== What needs to be done ==
Write out the listing below in full and exactly, leaving out every picture.

** Begin **

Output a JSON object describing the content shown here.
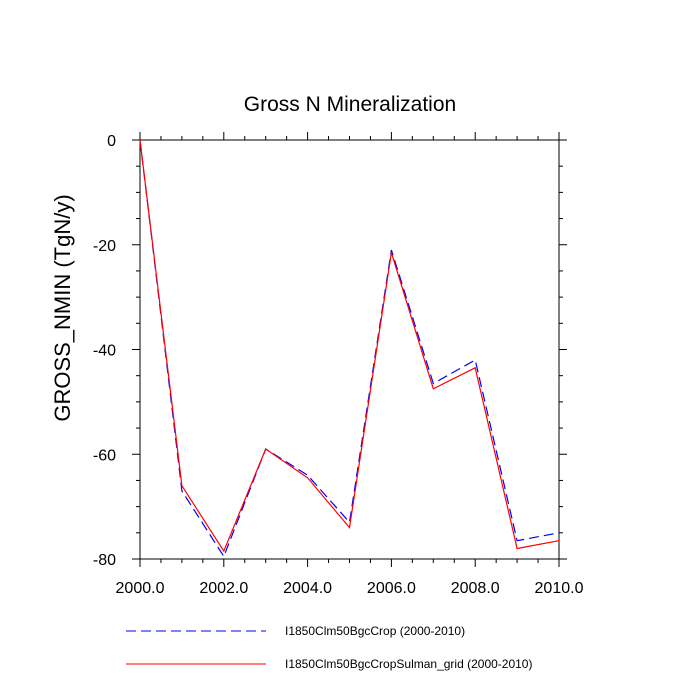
{
  "chart_data": {
    "type": "line",
    "title": "Gross N Mineralization",
    "xlabel": "",
    "ylabel": "GROSS_NMIN  (TgN/y)",
    "xlim": [
      2000,
      2010
    ],
    "ylim": [
      -80,
      0
    ],
    "x_ticks": [
      2000,
      2002,
      2004,
      2006,
      2008,
      2010
    ],
    "x_tick_labels": [
      "2000.0",
      "2002.0",
      "2004.0",
      "2006.0",
      "2008.0",
      "2010.0"
    ],
    "y_ticks": [
      0,
      -20,
      -40,
      -60,
      -80
    ],
    "y_tick_labels": [
      "0",
      "-20",
      "-40",
      "-60",
      "-80"
    ],
    "grid": false,
    "legend_position": "bottom",
    "x": [
      2000,
      2001,
      2002,
      2003,
      2004,
      2005,
      2006,
      2007,
      2008,
      2009,
      2010
    ],
    "series": [
      {
        "name": "I1850Clm50BgcCrop (2000-2010)",
        "color": "#0000ff",
        "style": "dashed",
        "values": [
          0,
          -67,
          -79.5,
          -59,
          -64,
          -73,
          -21,
          -46.5,
          -42,
          -76.5,
          -75
        ]
      },
      {
        "name": "I1850Clm50BgcCropSulman_grid (2000-2010)",
        "color": "#ff0000",
        "style": "solid",
        "values": [
          0,
          -66,
          -78.5,
          -59,
          -64.5,
          -74,
          -21.5,
          -47.5,
          -43.5,
          -78,
          -76.5
        ]
      }
    ]
  }
}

** End **

== Output for this task ==
Output a JSON object describing the content shown here.
{
  "chart_data": {
    "type": "line",
    "title": "Gross N Mineralization",
    "xlabel": "",
    "ylabel": "GROSS_NMIN  (TgN/y)",
    "xlim": [
      2000,
      2010
    ],
    "ylim": [
      -80,
      0
    ],
    "x_ticks": [
      2000,
      2002,
      2004,
      2006,
      2008,
      2010
    ],
    "x_tick_labels": [
      "2000.0",
      "2002.0",
      "2004.0",
      "2006.0",
      "2008.0",
      "2010.0"
    ],
    "y_ticks": [
      0,
      -20,
      -40,
      -60,
      -80
    ],
    "y_tick_labels": [
      "0",
      "-20",
      "-40",
      "-60",
      "-80"
    ],
    "grid": false,
    "legend_position": "bottom",
    "x": [
      2000,
      2001,
      2002,
      2003,
      2004,
      2005,
      2006,
      2007,
      2008,
      2009,
      2010
    ],
    "series": [
      {
        "name": "I1850Clm50BgcCrop (2000-2010)",
        "color": "#0000ff",
        "style": "dashed",
        "values": [
          0,
          -67,
          -79.5,
          -59,
          -64,
          -73,
          -21,
          -46.5,
          -42,
          -76.5,
          -75
        ]
      },
      {
        "name": "I1850Clm50BgcCropSulman_grid (2000-2010)",
        "color": "#ff0000",
        "style": "solid",
        "values": [
          0,
          -66,
          -78.5,
          -59,
          -64.5,
          -74,
          -21.5,
          -47.5,
          -43.5,
          -78,
          -76.5
        ]
      }
    ]
  }
}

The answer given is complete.